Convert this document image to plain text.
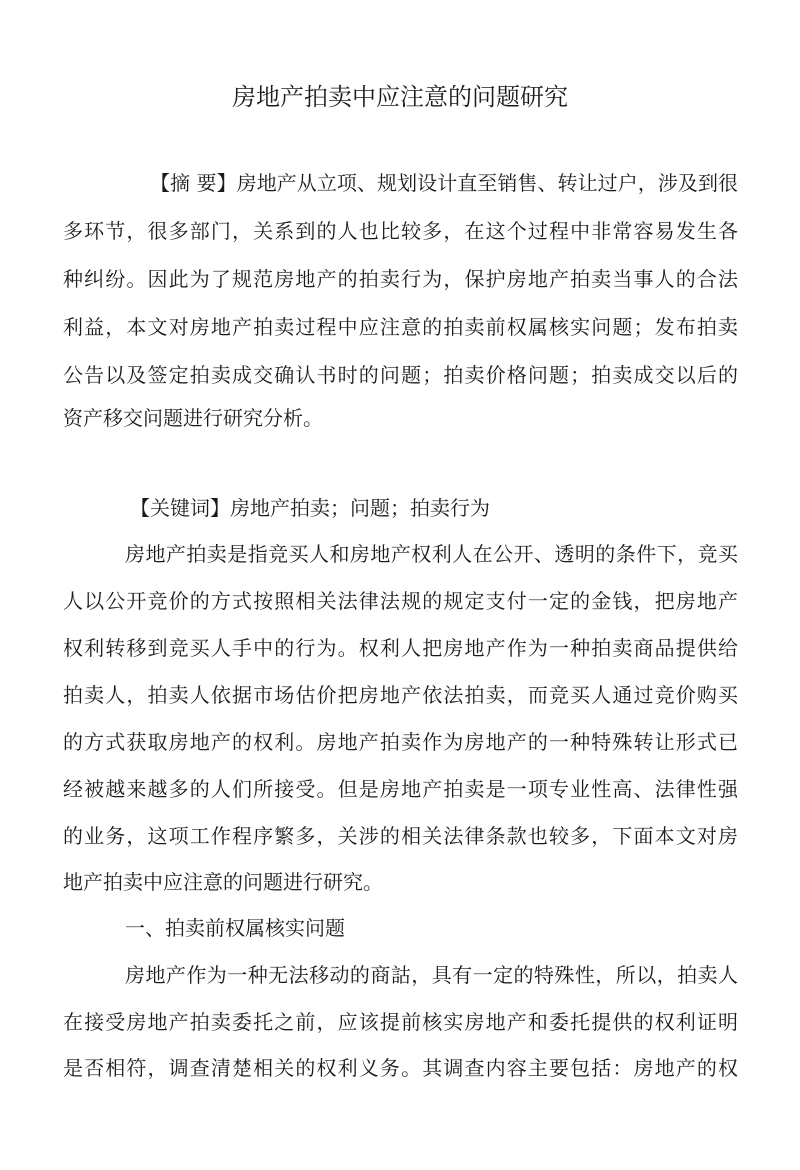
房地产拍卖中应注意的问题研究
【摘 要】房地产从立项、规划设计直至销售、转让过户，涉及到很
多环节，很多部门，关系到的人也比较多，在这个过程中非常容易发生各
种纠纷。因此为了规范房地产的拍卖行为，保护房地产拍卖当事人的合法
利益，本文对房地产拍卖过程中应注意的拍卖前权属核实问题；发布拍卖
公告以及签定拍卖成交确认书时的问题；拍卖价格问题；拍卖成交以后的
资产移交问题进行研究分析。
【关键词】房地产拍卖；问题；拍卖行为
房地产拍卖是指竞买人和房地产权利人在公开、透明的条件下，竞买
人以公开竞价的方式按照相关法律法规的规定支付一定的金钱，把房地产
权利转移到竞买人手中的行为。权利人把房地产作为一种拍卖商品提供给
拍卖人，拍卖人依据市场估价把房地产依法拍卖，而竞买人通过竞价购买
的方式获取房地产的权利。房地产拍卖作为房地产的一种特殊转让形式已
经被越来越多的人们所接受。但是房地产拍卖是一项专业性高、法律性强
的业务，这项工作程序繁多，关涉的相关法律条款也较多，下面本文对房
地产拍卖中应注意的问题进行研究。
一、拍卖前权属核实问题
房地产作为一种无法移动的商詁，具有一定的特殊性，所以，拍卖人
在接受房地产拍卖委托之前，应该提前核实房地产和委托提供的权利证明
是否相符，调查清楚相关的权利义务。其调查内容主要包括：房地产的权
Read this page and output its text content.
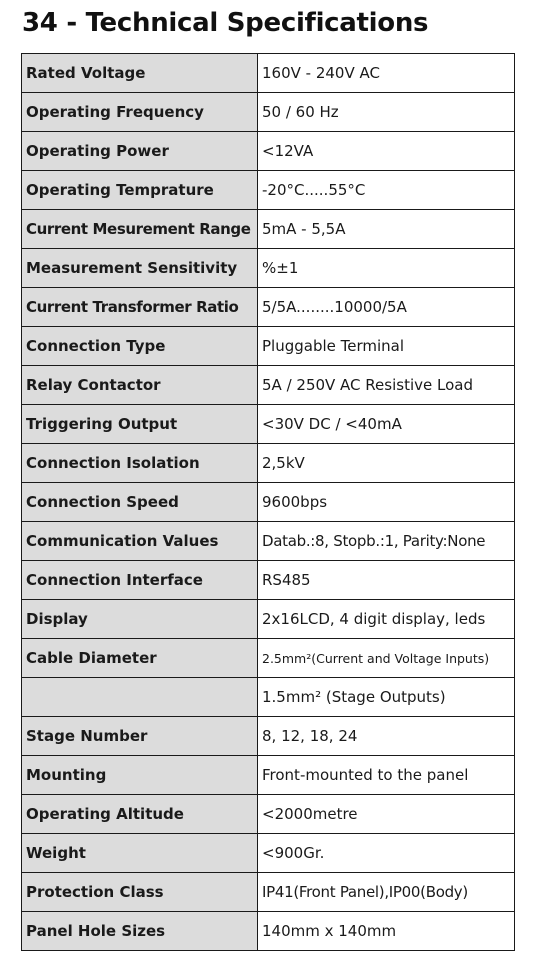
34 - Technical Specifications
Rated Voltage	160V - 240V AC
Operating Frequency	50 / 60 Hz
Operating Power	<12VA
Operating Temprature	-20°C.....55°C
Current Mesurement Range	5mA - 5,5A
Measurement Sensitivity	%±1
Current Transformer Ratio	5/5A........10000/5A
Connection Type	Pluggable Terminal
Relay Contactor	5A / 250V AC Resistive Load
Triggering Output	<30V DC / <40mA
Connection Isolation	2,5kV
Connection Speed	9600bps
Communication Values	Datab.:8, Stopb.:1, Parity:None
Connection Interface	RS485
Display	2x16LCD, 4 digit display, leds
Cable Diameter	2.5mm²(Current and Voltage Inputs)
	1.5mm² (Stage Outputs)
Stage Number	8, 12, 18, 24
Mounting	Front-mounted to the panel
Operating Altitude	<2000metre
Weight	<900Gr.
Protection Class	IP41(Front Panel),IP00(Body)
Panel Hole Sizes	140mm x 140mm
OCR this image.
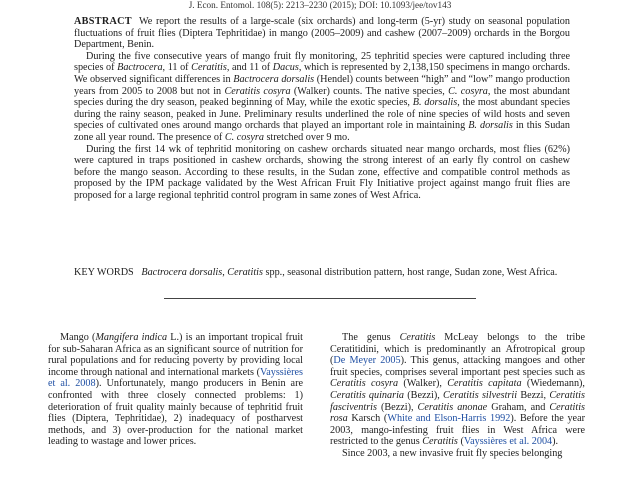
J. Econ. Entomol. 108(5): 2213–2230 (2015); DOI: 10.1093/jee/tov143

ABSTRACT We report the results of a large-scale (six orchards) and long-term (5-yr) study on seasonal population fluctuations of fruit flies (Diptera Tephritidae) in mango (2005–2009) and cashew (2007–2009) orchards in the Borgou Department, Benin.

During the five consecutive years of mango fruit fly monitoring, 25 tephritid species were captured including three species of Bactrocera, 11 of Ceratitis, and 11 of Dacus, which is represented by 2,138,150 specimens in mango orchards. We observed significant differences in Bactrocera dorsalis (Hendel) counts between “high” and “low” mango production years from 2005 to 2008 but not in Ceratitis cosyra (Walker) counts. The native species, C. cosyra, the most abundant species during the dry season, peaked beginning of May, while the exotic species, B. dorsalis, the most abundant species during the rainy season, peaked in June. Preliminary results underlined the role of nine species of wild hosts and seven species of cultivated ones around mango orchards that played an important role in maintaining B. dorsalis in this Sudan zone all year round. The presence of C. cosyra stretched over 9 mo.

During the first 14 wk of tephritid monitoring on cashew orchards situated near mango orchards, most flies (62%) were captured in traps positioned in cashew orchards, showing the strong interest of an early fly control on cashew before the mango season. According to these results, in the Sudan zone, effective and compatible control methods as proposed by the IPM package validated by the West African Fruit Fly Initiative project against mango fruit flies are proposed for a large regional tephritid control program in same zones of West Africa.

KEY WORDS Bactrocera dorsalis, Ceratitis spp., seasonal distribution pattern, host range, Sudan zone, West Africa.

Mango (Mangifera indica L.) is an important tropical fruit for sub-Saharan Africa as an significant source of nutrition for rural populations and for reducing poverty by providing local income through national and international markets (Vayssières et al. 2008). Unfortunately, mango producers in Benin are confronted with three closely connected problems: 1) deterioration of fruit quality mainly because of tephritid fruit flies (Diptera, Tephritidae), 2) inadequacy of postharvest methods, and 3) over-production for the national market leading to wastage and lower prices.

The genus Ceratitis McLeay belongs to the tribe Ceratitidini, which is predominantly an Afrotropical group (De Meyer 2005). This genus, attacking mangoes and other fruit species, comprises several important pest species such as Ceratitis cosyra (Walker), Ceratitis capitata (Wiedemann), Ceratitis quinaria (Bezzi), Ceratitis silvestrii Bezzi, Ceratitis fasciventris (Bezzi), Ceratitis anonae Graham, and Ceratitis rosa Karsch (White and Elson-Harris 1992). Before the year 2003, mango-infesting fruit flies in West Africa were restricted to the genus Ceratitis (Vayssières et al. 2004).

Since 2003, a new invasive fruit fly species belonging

- _REQUIREMENT_:
Transcribe the whole listing, character for character, but not its images.

- _THE REPLY_:
Convert this document image to plain text.
房地产拍卖中应注意的问题研究
【摘 要】房地产从立项、规划设计直至销售、转让过户，涉及到很
多环节，很多部门，关系到的人也比较多，在这个过程中非常容易发生各
种纠纷。因此为了规范房地产的拍卖行为，保护房地产拍卖当事人的合法
利益，本文对房地产拍卖过程中应注意的拍卖前权属核实问题；发布拍卖
公告以及签定拍卖成交确认书时的问题；拍卖价格问题；拍卖成交以后的
资产移交问题进行研究分析。
【关键词】房地产拍卖；问题；拍卖行为
房地产拍卖是指竞买人和房地产权利人在公开、透明的条件下，竞买
人以公开竞价的方式按照相关法律法规的规定支付一定的金钱，把房地产
权利转移到竞买人手中的行为。权利人把房地产作为一种拍卖商品提供给
拍卖人，拍卖人依据市场估价把房地产依法拍卖，而竞买人通过竞价购买
的方式获取房地产的权利。房地产拍卖作为房地产的一种特殊转让形式已
经被越来越多的人们所接受。但是房地产拍卖是一项专业性高、法律性强
的业务，这项工作程序繁多，关涉的相关法律条款也较多，下面本文对房
地产拍卖中应注意的问题进行研究。
一、拍卖前权属核实问题
房地产作为一种无法移动的商詁，具有一定的特殊性，所以，拍卖人
在接受房地产拍卖委托之前，应该提前核实房地产和委托提供的权利证明
是否相符，调查清楚相关的权利义务。其调查内容主要包括：房地产的权
Read this page and output its text content.
34 - Technical Specifications
Rated Voltage	160V - 240V AC
Operating Frequency	50 / 60 Hz
Operating Power	<12VA
Operating Temprature	-20°C.....55°C
Current Mesurement Range	5mA - 5,5A
Measurement Sensitivity	%±1
Current Transformer Ratio	5/5A........10000/5A
Connection Type	Pluggable Terminal
Relay Contactor	5A / 250V AC Resistive Load
Triggering Output	<30V DC / <40mA
Connection Isolation	2,5kV
Connection Speed	9600bps
Communication Values	Datab.:8, Stopb.:1, Parity:None
Connection Interface	RS485
Display	2x16LCD, 4 digit display, leds
Cable Diameter	2.5mm²(Current and Voltage Inputs)
	1.5mm² (Stage Outputs)
Stage Number	8, 12, 18, 24
Mounting	Front-mounted to the panel
Operating Altitude	<2000metre
Weight	<900Gr.
Protection Class	IP41(Front Panel),IP00(Body)
Panel Hole Sizes	140mm x 140mm
OCR this image.
J. Econ. Entomol. 108(5): 2213–2230 (2015); DOI: 10.1093/jee/tov143

ABSTRACT We report the results of a large-scale (six orchards) and long-term (5-yr) study on seasonal population fluctuations of fruit flies (Diptera Tephritidae) in mango (2005–2009) and cashew (2007–2009) orchards in the Borgou Department, Benin.

During the five consecutive years of mango fruit fly monitoring, 25 tephritid species were captured including three species of Bactrocera, 11 of Ceratitis, and 11 of Dacus, which is represented by 2,138,150 specimens in mango orchards. We observed significant differences in Bactrocera dorsalis (Hendel) counts between “high” and “low” mango production years from 2005 to 2008 but not in Ceratitis cosyra (Walker) counts. The native species, C. cosyra, the most abundant species during the dry season, peaked beginning of May, while the exotic species, B. dorsalis, the most abundant species during the rainy season, peaked in June. Preliminary results underlined the role of nine species of wild hosts and seven species of cultivated ones around mango orchards that played an important role in maintaining B. dorsalis in this Sudan zone all year round. The presence of C. cosyra stretched over 9 mo.

During the first 14 wk of tephritid monitoring on cashew orchards situated near mango orchards, most flies (62%) were captured in traps positioned in cashew orchards, showing the strong interest of an early fly control on cashew before the mango season. According to these results, in the Sudan zone, effective and compatible control methods as proposed by the IPM package validated by the West African Fruit Fly Initiative project against mango fruit flies are proposed for a large regional tephritid control program in same zones of West Africa.

KEY WORDS Bactrocera dorsalis, Ceratitis spp., seasonal distribution pattern, host range, Sudan zone, West Africa.

Mango (Mangifera indica L.) is an important tropical fruit for sub-Saharan Africa as an significant source of nutrition for rural populations and for reducing poverty by providing local income through national and international markets (Vayssières et al. 2008). Unfortunately, mango producers in Benin are confronted with three closely connected problems: 1) deterioration of fruit quality mainly because of tephritid fruit flies (Diptera, Tephritidae), 2) inadequacy of postharvest methods, and 3) over-production for the national market leading to wastage and lower prices.

The genus Ceratitis McLeay belongs to the tribe Ceratitidini, which is predominantly an Afrotropical group (De Meyer 2005). This genus, attacking mangoes and other fruit species, comprises several important pest species such as Ceratitis cosyra (Walker), Ceratitis capitata (Wiedemann), Ceratitis quinaria (Bezzi), Ceratitis silvestrii Bezzi, Ceratitis fasciventris (Bezzi), Ceratitis anonae Graham, and Ceratitis rosa Karsch (White and Elson-Harris 1992). Before the year 2003, mango-infesting fruit flies in West Africa were restricted to the genus Ceratitis (Vayssières et al. 2004).

Since 2003, a new invasive fruit fly species belonging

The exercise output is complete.